# Requirement
Wherever a line holds the word "medications", copy that line out.
·····
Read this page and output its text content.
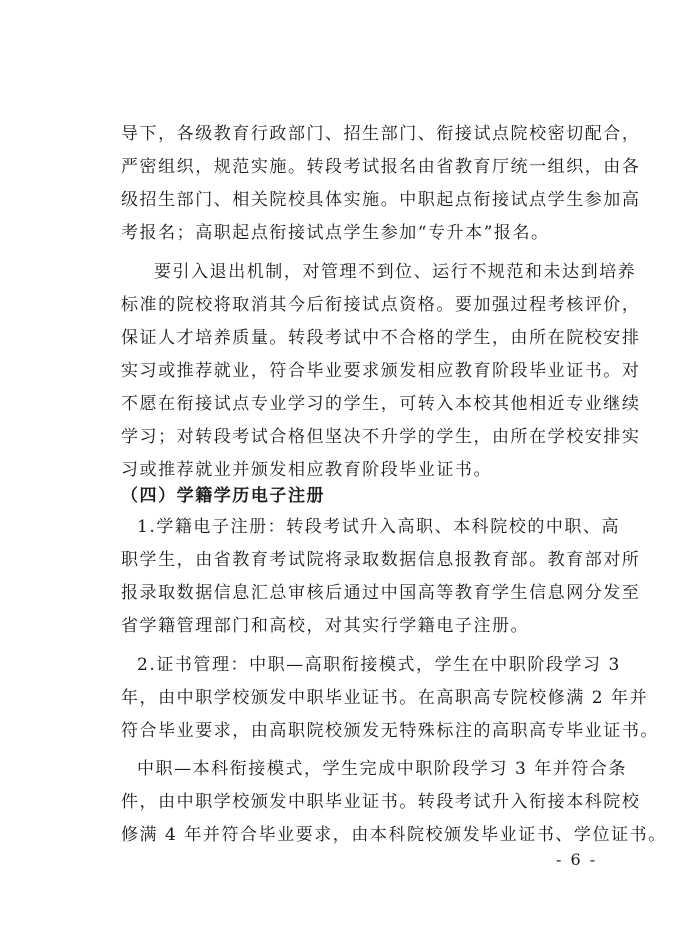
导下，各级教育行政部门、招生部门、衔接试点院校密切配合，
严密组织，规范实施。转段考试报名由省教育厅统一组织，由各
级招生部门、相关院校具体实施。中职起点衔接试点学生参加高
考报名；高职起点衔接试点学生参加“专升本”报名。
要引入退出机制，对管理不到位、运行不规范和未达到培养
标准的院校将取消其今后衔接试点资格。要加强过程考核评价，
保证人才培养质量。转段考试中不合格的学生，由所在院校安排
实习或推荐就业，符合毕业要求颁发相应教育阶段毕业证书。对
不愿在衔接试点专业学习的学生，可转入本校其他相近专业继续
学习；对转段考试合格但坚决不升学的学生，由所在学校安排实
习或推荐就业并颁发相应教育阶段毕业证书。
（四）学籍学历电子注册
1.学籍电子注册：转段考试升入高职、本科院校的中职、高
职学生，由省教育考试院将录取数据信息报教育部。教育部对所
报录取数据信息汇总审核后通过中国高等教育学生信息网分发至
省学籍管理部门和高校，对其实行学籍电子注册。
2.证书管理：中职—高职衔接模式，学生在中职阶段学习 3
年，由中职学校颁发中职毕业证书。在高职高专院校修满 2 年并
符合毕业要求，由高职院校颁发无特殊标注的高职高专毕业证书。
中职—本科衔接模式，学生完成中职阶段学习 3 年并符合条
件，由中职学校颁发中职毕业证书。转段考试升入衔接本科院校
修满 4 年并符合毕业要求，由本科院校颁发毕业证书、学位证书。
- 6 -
·····
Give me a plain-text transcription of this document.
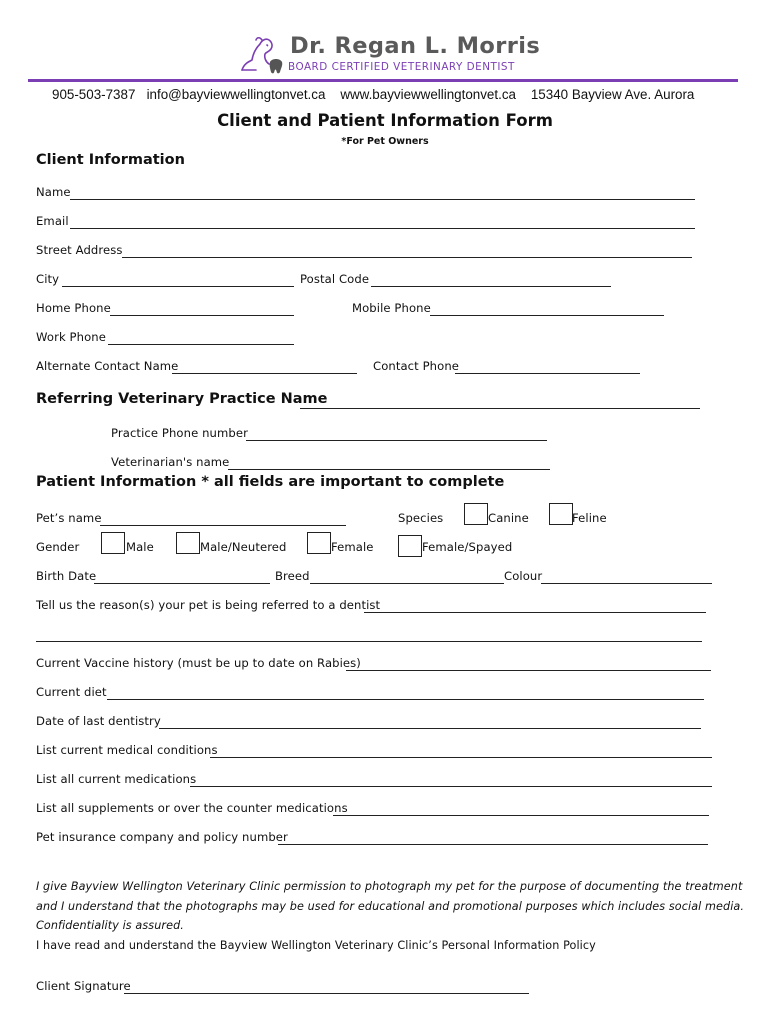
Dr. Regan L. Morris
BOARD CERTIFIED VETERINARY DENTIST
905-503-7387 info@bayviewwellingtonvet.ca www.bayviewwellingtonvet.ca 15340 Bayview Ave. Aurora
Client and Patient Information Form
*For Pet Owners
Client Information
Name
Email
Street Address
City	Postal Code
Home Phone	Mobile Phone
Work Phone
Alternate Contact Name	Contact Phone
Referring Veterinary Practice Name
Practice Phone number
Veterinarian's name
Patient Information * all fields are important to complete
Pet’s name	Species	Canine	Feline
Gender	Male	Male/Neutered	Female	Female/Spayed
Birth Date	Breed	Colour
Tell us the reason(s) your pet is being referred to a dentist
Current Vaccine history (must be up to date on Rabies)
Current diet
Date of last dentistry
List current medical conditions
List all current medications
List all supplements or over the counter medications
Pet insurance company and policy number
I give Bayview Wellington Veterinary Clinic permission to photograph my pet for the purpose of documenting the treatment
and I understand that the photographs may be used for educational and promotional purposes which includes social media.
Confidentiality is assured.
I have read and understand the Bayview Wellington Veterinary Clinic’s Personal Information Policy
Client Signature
·····
# Written response
List all current medications
List all supplements or over the counter medications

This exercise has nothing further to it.